— START —

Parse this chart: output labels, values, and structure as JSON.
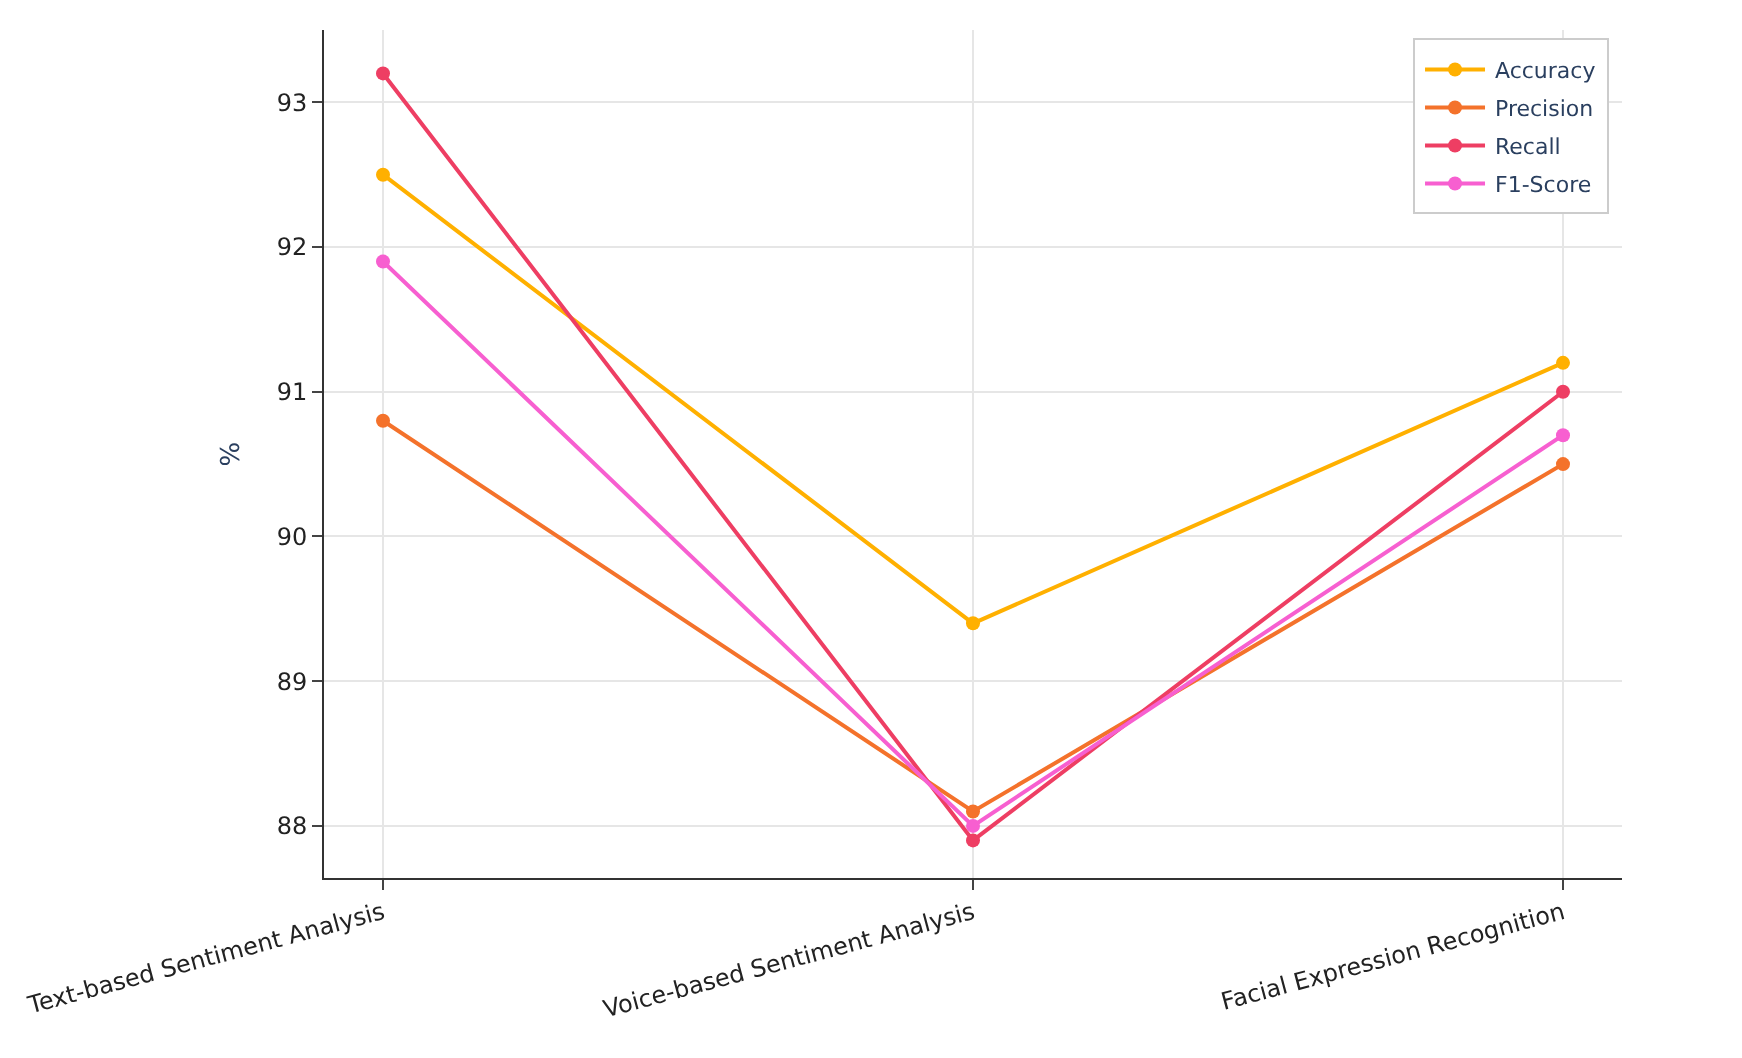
{
  "chart_data": {
    "type": "line",
    "ylabel": "%",
    "categories": [
      "Text-based Sentiment Analysis",
      "Voice-based Sentiment Analysis",
      "Facial Expression Recognition"
    ],
    "series": [
      {
        "name": "Accuracy",
        "color": "#ffb000",
        "values": [
          92.5,
          89.4,
          91.2
        ]
      },
      {
        "name": "Precision",
        "color": "#f4722b",
        "values": [
          90.8,
          88.1,
          90.5
        ]
      },
      {
        "name": "Recall",
        "color": "#ee3e63",
        "values": [
          93.2,
          87.9,
          91.0
        ]
      },
      {
        "name": "F1-Score",
        "color": "#f75fd0",
        "values": [
          91.9,
          88.0,
          90.7
        ]
      }
    ],
    "ylim": [
      87.64,
      93.5
    ],
    "yticks": [
      88,
      89,
      90,
      91,
      92,
      93
    ],
    "grid": true,
    "legend": "top right",
    "marker": "circle",
    "line_style": "solid"
  }
}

— END —

EXERCISE INSTRUCTIONS ::
State only the count of lines above that hold the string "Analysis".

FINISHED EXERCISE ::
2